Copy out the records below, swapping each instance of "FM Antenna" for "Broadcast Antenna" and keeping everything else the same.

##########

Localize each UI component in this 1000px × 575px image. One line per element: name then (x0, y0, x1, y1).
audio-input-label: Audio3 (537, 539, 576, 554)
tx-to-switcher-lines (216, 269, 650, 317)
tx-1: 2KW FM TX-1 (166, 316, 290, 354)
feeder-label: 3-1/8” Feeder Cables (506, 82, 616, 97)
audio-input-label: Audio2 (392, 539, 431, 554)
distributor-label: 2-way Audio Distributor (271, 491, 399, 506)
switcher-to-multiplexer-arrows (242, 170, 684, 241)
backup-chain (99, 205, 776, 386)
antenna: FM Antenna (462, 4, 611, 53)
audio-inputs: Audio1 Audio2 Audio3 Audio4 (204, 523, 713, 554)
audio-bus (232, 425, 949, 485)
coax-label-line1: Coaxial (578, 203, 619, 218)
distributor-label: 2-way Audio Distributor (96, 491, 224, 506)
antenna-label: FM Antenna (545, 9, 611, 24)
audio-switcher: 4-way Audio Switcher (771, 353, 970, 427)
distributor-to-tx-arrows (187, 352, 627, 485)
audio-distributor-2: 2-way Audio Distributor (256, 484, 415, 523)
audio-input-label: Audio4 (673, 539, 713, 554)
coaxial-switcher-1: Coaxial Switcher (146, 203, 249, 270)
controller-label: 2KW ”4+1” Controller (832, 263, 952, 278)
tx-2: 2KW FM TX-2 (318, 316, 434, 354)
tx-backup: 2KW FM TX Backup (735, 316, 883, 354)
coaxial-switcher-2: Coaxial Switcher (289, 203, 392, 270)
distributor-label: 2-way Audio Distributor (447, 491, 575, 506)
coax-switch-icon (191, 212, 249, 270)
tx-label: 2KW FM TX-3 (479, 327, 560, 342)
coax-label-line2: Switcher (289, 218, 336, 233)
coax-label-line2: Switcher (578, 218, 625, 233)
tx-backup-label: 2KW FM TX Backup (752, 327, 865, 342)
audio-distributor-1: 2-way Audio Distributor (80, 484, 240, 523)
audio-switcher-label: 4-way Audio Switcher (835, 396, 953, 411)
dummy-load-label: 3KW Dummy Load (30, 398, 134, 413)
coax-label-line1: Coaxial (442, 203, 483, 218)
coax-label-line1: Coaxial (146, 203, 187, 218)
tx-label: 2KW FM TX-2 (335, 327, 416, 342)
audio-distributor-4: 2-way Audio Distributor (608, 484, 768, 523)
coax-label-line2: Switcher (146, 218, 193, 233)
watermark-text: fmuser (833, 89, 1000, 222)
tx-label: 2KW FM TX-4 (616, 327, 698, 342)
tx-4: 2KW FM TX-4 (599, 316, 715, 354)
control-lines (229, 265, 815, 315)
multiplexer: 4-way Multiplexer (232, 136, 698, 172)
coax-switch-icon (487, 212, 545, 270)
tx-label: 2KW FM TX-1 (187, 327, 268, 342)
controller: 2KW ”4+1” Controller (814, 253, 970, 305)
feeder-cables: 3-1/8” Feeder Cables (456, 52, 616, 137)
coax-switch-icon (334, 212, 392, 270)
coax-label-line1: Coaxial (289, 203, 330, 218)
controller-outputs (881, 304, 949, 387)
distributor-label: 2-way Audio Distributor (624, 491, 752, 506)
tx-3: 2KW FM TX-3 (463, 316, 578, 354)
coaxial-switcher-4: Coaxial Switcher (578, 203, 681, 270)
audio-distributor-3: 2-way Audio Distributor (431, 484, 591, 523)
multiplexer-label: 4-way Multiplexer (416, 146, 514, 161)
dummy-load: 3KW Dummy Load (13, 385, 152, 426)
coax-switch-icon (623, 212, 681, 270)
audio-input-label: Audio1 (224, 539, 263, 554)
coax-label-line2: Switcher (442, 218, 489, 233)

##########

ANSWER TO THIS TASK:
Localize each UI component in this 1000px × 575px image. One line per element: name then (x0, y0, x1, y1).
audio-input-label: Audio3 (537, 539, 576, 554)
tx-to-switcher-lines (216, 269, 650, 317)
tx-1: 2KW FM TX-1 (166, 316, 290, 354)
feeder-label: 3-1/8” Feeder Cables (506, 82, 616, 97)
audio-input-label: Audio2 (392, 539, 431, 554)
distributor-label: 2-way Audio Distributor (271, 491, 399, 506)
switcher-to-multiplexer-arrows (242, 170, 684, 241)
backup-chain (99, 205, 776, 386)
antenna: Broadcast Antenna (462, 4, 611, 53)
audio-inputs: Audio1 Audio2 Audio3 Audio4 (204, 523, 713, 554)
audio-bus (232, 425, 949, 485)
coax-label-line1: Coaxial (578, 203, 619, 218)
distributor-label: 2-way Audio Distributor (96, 491, 224, 506)
antenna-label: Broadcast Antenna (545, 9, 611, 24)
audio-switcher: 4-way Audio Switcher (771, 353, 970, 427)
distributor-to-tx-arrows (187, 352, 627, 485)
audio-distributor-2: 2-way Audio Distributor (256, 484, 415, 523)
audio-input-label: Audio4 (673, 539, 713, 554)
coaxial-switcher-1: Coaxial Switcher (146, 203, 249, 270)
controller-label: 2KW ”4+1” Controller (832, 263, 952, 278)
tx-2: 2KW FM TX-2 (318, 316, 434, 354)
tx-backup: 2KW FM TX Backup (735, 316, 883, 354)
coaxial-switcher-2: Coaxial Switcher (289, 203, 392, 270)
distributor-label: 2-way Audio Distributor (447, 491, 575, 506)
coax-switch-icon (191, 212, 249, 270)
tx-label: 2KW FM TX-3 (479, 327, 560, 342)
coax-label-line2: Switcher (289, 218, 336, 233)
coax-label-line2: Switcher (578, 218, 625, 233)
tx-backup-label: 2KW FM TX Backup (752, 327, 865, 342)
audio-distributor-1: 2-way Audio Distributor (80, 484, 240, 523)
audio-switcher-label: 4-way Audio Switcher (835, 396, 953, 411)
dummy-load-label: 3KW Dummy Load (30, 398, 134, 413)
coax-label-line1: Coaxial (442, 203, 483, 218)
coax-label-line1: Coaxial (146, 203, 187, 218)
tx-label: 2KW FM TX-2 (335, 327, 416, 342)
audio-distributor-4: 2-way Audio Distributor (608, 484, 768, 523)
coax-label-line2: Switcher (146, 218, 193, 233)
watermark-text: fmuser (833, 89, 1000, 222)
tx-label: 2KW FM TX-4 (616, 327, 698, 342)
tx-4: 2KW FM TX-4 (599, 316, 715, 354)
control-lines (229, 265, 815, 315)
multiplexer: 4-way Multiplexer (232, 136, 698, 172)
coax-switch-icon (487, 212, 545, 270)
tx-label: 2KW FM TX-1 (187, 327, 268, 342)
controller: 2KW ”4+1” Controller (814, 253, 970, 305)
feeder-cables: 3-1/8” Feeder Cables (456, 52, 616, 137)
coax-switch-icon (334, 212, 392, 270)
coax-label-line1: Coaxial (289, 203, 330, 218)
controller-outputs (881, 304, 949, 387)
distributor-label: 2-way Audio Distributor (624, 491, 752, 506)
tx-3: 2KW FM TX-3 (463, 316, 578, 354)
coaxial-switcher-4: Coaxial Switcher (578, 203, 681, 270)
audio-distributor-3: 2-way Audio Distributor (431, 484, 591, 523)
multiplexer-label: 4-way Multiplexer (416, 146, 514, 161)
dummy-load: 3KW Dummy Load (13, 385, 152, 426)
coax-switch-icon (623, 212, 681, 270)
audio-input-label: Audio1 (224, 539, 263, 554)
coax-label-line2: Switcher (442, 218, 489, 233)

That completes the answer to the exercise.